What this task involves: Please transcribe the records precisely; pictures stay out of your copy.
━━━━━ Data extract
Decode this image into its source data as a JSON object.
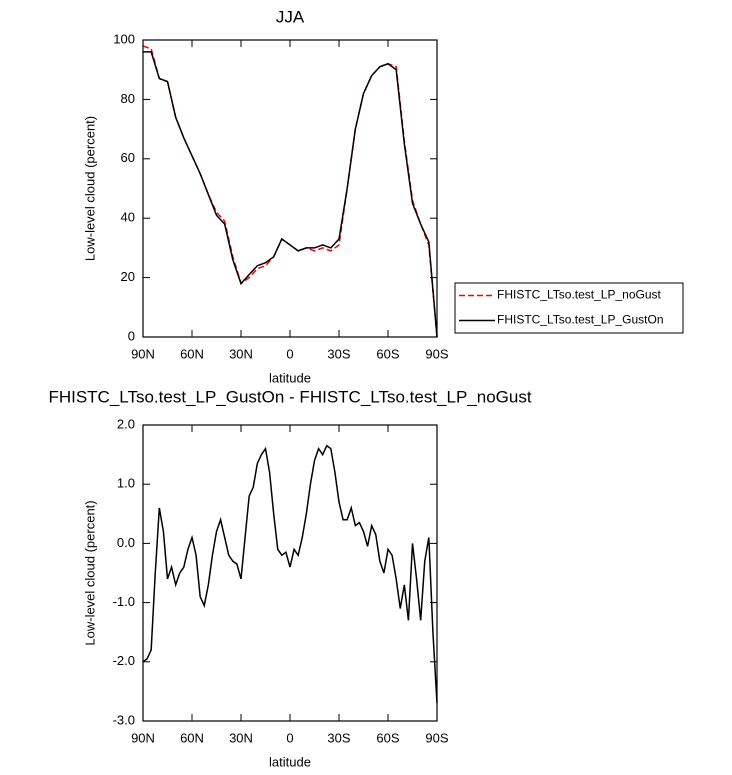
{
  "chart_data": [
    {
      "type": "line",
      "title": "JJA",
      "xlabel": "latitude",
      "ylabel": "Low-level cloud (percent)",
      "x": [
        90,
        85,
        80,
        75,
        70,
        65,
        60,
        55,
        50,
        45,
        40,
        35,
        30,
        25,
        20,
        15,
        10,
        5,
        0,
        -5,
        -10,
        -15,
        -20,
        -25,
        -30,
        -35,
        -40,
        -45,
        -50,
        -55,
        -60,
        -65,
        -70,
        -75,
        -80,
        -85,
        -90
      ],
      "series": [
        {
          "name": "FHISTC_LTso.test_LP_noGust",
          "color": "#ff0000",
          "dash": true,
          "values": [
            98,
            97,
            87,
            86,
            74,
            67,
            61,
            55,
            48,
            42,
            39,
            27,
            18,
            20,
            23,
            24,
            27,
            33,
            31,
            29,
            30,
            29,
            30,
            29,
            31,
            50,
            70,
            82,
            88,
            91,
            92,
            91,
            66,
            46,
            38,
            31,
            0
          ]
        },
        {
          "name": "FHISTC_LTso.test_LP_GustOn",
          "color": "#000000",
          "dash": false,
          "values": [
            96,
            96,
            87,
            86,
            74,
            67,
            61,
            55,
            48,
            41,
            38,
            26,
            18,
            21,
            24,
            25,
            27,
            33,
            31,
            29,
            30,
            30,
            31,
            30,
            33,
            50,
            70,
            82,
            88,
            91,
            92,
            90,
            65,
            45,
            38,
            32,
            0
          ]
        }
      ],
      "xlim": [
        90,
        -90
      ],
      "xticks": [
        {
          "value": 90,
          "label": "90N"
        },
        {
          "value": 60,
          "label": "60N"
        },
        {
          "value": 30,
          "label": "30N"
        },
        {
          "value": 0,
          "label": "0"
        },
        {
          "value": -30,
          "label": "30S"
        },
        {
          "value": -60,
          "label": "60S"
        },
        {
          "value": -90,
          "label": "90S"
        }
      ],
      "ylim": [
        0,
        100
      ],
      "yticks": [
        0,
        20,
        40,
        60,
        80,
        100
      ],
      "legend": "outside-right"
    },
    {
      "type": "line",
      "title": "FHISTC_LTso.test_LP_GustOn - FHISTC_LTso.test_LP_noGust",
      "xlabel": "latitude",
      "ylabel": "Low-level cloud (percent)",
      "x": [
        90,
        87.5,
        85,
        82.5,
        80,
        77.5,
        75,
        72.5,
        70,
        67.5,
        65,
        62.5,
        60,
        57.5,
        55,
        52.5,
        50,
        47.5,
        45,
        42.5,
        40,
        37.5,
        35,
        32.5,
        30,
        27.5,
        25,
        22.5,
        20,
        17.5,
        15,
        12.5,
        10,
        7.5,
        5,
        2.5,
        0,
        -2.5,
        -5,
        -7.5,
        -10,
        -12.5,
        -15,
        -17.5,
        -20,
        -22.5,
        -25,
        -27.5,
        -30,
        -32.5,
        -35,
        -37.5,
        -40,
        -42.5,
        -45,
        -47.5,
        -50,
        -52.5,
        -55,
        -57.5,
        -60,
        -62.5,
        -65,
        -67.5,
        -70,
        -72.5,
        -75,
        -77.5,
        -80,
        -82.5,
        -85,
        -87.5,
        -90
      ],
      "series": [
        {
          "color": "#000000",
          "dash": false,
          "values": [
            -2.0,
            -1.95,
            -1.8,
            -0.5,
            0.6,
            0.2,
            -0.6,
            -0.4,
            -0.7,
            -0.5,
            -0.4,
            -0.1,
            0.1,
            -0.2,
            -0.9,
            -1.05,
            -0.7,
            -0.2,
            0.2,
            0.4,
            0.1,
            -0.2,
            -0.3,
            -0.35,
            -0.6,
            0.1,
            0.8,
            0.95,
            1.35,
            1.5,
            1.6,
            1.2,
            0.5,
            -0.1,
            -0.2,
            -0.15,
            -0.4,
            -0.1,
            -0.2,
            0.1,
            0.5,
            1.0,
            1.4,
            1.6,
            1.5,
            1.65,
            1.6,
            1.2,
            0.7,
            0.4,
            0.4,
            0.6,
            0.3,
            0.35,
            0.2,
            -0.05,
            0.3,
            0.15,
            -0.3,
            -0.5,
            -0.1,
            -0.2,
            -0.6,
            -1.1,
            -0.7,
            -1.3,
            0.0,
            -0.6,
            -1.3,
            -0.3,
            0.1,
            -1.5,
            -2.7
          ]
        }
      ],
      "xlim": [
        90,
        -90
      ],
      "xticks": [
        {
          "value": 90,
          "label": "90N"
        },
        {
          "value": 60,
          "label": "60N"
        },
        {
          "value": 30,
          "label": "30N"
        },
        {
          "value": 0,
          "label": "0"
        },
        {
          "value": -30,
          "label": "30S"
        },
        {
          "value": -60,
          "label": "60S"
        },
        {
          "value": -90,
          "label": "90S"
        }
      ],
      "ylim": [
        -3,
        2
      ],
      "yticks": [
        {
          "value": -3,
          "label": "-3.0"
        },
        {
          "value": -2,
          "label": "-2.0"
        },
        {
          "value": -1,
          "label": "-1.0"
        },
        {
          "value": 0,
          "label": "0.0"
        },
        {
          "value": 1,
          "label": "1.0"
        },
        {
          "value": 2,
          "label": "2.0"
        }
      ]
    }
  ]
}
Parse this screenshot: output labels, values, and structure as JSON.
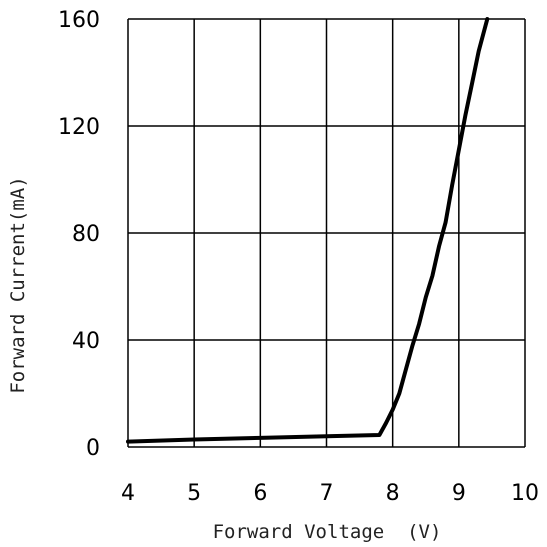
━━━━━━━━━━
Exercise solution:
Decode this image into its source data as a JSON object.
{
  "chart_data": [
    {
      "type": "line",
      "title": "JJA",
      "xlabel": "latitude",
      "ylabel": "Low-level cloud (percent)",
      "x": [
        90,
        85,
        80,
        75,
        70,
        65,
        60,
        55,
        50,
        45,
        40,
        35,
        30,
        25,
        20,
        15,
        10,
        5,
        0,
        -5,
        -10,
        -15,
        -20,
        -25,
        -30,
        -35,
        -40,
        -45,
        -50,
        -55,
        -60,
        -65,
        -70,
        -75,
        -80,
        -85,
        -90
      ],
      "series": [
        {
          "name": "FHISTC_LTso.test_LP_noGust",
          "color": "#ff0000",
          "dash": true,
          "values": [
            98,
            97,
            87,
            86,
            74,
            67,
            61,
            55,
            48,
            42,
            39,
            27,
            18,
            20,
            23,
            24,
            27,
            33,
            31,
            29,
            30,
            29,
            30,
            29,
            31,
            50,
            70,
            82,
            88,
            91,
            92,
            91,
            66,
            46,
            38,
            31,
            0
          ]
        },
        {
          "name": "FHISTC_LTso.test_LP_GustOn",
          "color": "#000000",
          "dash": false,
          "values": [
            96,
            96,
            87,
            86,
            74,
            67,
            61,
            55,
            48,
            41,
            38,
            26,
            18,
            21,
            24,
            25,
            27,
            33,
            31,
            29,
            30,
            30,
            31,
            30,
            33,
            50,
            70,
            82,
            88,
            91,
            92,
            90,
            65,
            45,
            38,
            32,
            0
          ]
        }
      ],
      "xlim": [
        90,
        -90
      ],
      "xticks": [
        {
          "value": 90,
          "label": "90N"
        },
        {
          "value": 60,
          "label": "60N"
        },
        {
          "value": 30,
          "label": "30N"
        },
        {
          "value": 0,
          "label": "0"
        },
        {
          "value": -30,
          "label": "30S"
        },
        {
          "value": -60,
          "label": "60S"
        },
        {
          "value": -90,
          "label": "90S"
        }
      ],
      "ylim": [
        0,
        100
      ],
      "yticks": [
        0,
        20,
        40,
        60,
        80,
        100
      ],
      "legend": "outside-right"
    },
    {
      "type": "line",
      "title": "FHISTC_LTso.test_LP_GustOn - FHISTC_LTso.test_LP_noGust",
      "xlabel": "latitude",
      "ylabel": "Low-level cloud (percent)",
      "x": [
        90,
        87.5,
        85,
        82.5,
        80,
        77.5,
        75,
        72.5,
        70,
        67.5,
        65,
        62.5,
        60,
        57.5,
        55,
        52.5,
        50,
        47.5,
        45,
        42.5,
        40,
        37.5,
        35,
        32.5,
        30,
        27.5,
        25,
        22.5,
        20,
        17.5,
        15,
        12.5,
        10,
        7.5,
        5,
        2.5,
        0,
        -2.5,
        -5,
        -7.5,
        -10,
        -12.5,
        -15,
        -17.5,
        -20,
        -22.5,
        -25,
        -27.5,
        -30,
        -32.5,
        -35,
        -37.5,
        -40,
        -42.5,
        -45,
        -47.5,
        -50,
        -52.5,
        -55,
        -57.5,
        -60,
        -62.5,
        -65,
        -67.5,
        -70,
        -72.5,
        -75,
        -77.5,
        -80,
        -82.5,
        -85,
        -87.5,
        -90
      ],
      "series": [
        {
          "color": "#000000",
          "dash": false,
          "values": [
            -2.0,
            -1.95,
            -1.8,
            -0.5,
            0.6,
            0.2,
            -0.6,
            -0.4,
            -0.7,
            -0.5,
            -0.4,
            -0.1,
            0.1,
            -0.2,
            -0.9,
            -1.05,
            -0.7,
            -0.2,
            0.2,
            0.4,
            0.1,
            -0.2,
            -0.3,
            -0.35,
            -0.6,
            0.1,
            0.8,
            0.95,
            1.35,
            1.5,
            1.6,
            1.2,
            0.5,
            -0.1,
            -0.2,
            -0.15,
            -0.4,
            -0.1,
            -0.2,
            0.1,
            0.5,
            1.0,
            1.4,
            1.6,
            1.5,
            1.65,
            1.6,
            1.2,
            0.7,
            0.4,
            0.4,
            0.6,
            0.3,
            0.35,
            0.2,
            -0.05,
            0.3,
            0.15,
            -0.3,
            -0.5,
            -0.1,
            -0.2,
            -0.6,
            -1.1,
            -0.7,
            -1.3,
            0.0,
            -0.6,
            -1.3,
            -0.3,
            0.1,
            -1.5,
            -2.7
          ]
        }
      ],
      "xlim": [
        90,
        -90
      ],
      "xticks": [
        {
          "value": 90,
          "label": "90N"
        },
        {
          "value": 60,
          "label": "60N"
        },
        {
          "value": 30,
          "label": "30N"
        },
        {
          "value": 0,
          "label": "0"
        },
        {
          "value": -30,
          "label": "30S"
        },
        {
          "value": -60,
          "label": "60S"
        },
        {
          "value": -90,
          "label": "90S"
        }
      ],
      "ylim": [
        -3,
        2
      ],
      "yticks": [
        {
          "value": -3,
          "label": "-3.0"
        },
        {
          "value": -2,
          "label": "-2.0"
        },
        {
          "value": -1,
          "label": "-1.0"
        },
        {
          "value": 0,
          "label": "0.0"
        },
        {
          "value": 1,
          "label": "1.0"
        },
        {
          "value": 2,
          "label": "2.0"
        }
      ]
    }
  ]
}
Parse this screenshot: output labels, values, and structure as JSON.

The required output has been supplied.